### Task instructions
Pull out every line containing the string "可用公式".

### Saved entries

-*-*-

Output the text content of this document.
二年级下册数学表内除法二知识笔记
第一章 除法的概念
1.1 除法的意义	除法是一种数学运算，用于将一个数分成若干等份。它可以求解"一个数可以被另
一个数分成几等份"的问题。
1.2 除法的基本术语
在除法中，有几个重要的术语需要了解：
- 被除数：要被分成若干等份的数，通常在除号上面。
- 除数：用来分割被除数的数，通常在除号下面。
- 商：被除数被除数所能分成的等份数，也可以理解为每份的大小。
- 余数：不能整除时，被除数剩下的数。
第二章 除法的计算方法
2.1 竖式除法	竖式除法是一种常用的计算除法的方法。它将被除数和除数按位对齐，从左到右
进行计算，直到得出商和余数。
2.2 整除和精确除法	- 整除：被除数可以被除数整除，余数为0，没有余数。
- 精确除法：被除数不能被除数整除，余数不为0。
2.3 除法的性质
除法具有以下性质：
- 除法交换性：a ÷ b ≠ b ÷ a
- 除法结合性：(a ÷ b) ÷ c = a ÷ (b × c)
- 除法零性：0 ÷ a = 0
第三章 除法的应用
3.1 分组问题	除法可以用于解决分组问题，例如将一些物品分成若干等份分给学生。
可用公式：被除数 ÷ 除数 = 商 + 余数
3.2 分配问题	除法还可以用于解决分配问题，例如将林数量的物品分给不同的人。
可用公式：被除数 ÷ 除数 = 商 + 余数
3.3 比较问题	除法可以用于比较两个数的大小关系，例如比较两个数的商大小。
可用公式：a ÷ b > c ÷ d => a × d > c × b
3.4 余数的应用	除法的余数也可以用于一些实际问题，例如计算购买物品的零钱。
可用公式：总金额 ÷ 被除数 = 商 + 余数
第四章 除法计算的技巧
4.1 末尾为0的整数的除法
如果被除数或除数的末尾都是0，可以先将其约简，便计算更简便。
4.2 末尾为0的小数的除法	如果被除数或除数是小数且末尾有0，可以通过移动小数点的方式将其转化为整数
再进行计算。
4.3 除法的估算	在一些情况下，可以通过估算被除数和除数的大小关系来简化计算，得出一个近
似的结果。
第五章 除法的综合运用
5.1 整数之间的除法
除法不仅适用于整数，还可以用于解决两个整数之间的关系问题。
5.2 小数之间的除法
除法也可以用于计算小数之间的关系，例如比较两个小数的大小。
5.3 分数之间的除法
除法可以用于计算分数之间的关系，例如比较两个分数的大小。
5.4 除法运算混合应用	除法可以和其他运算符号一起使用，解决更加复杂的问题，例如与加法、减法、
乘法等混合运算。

-*-*-

### Solved problem
可用公式：被除数 ÷ 除数 = 商 + 余数
可用公式：被除数 ÷ 除数 = 商 + 余数
可用公式：a ÷ b > c ÷ d => a × d > c × b
可用公式：总金额 ÷ 被除数 = 商 + 余数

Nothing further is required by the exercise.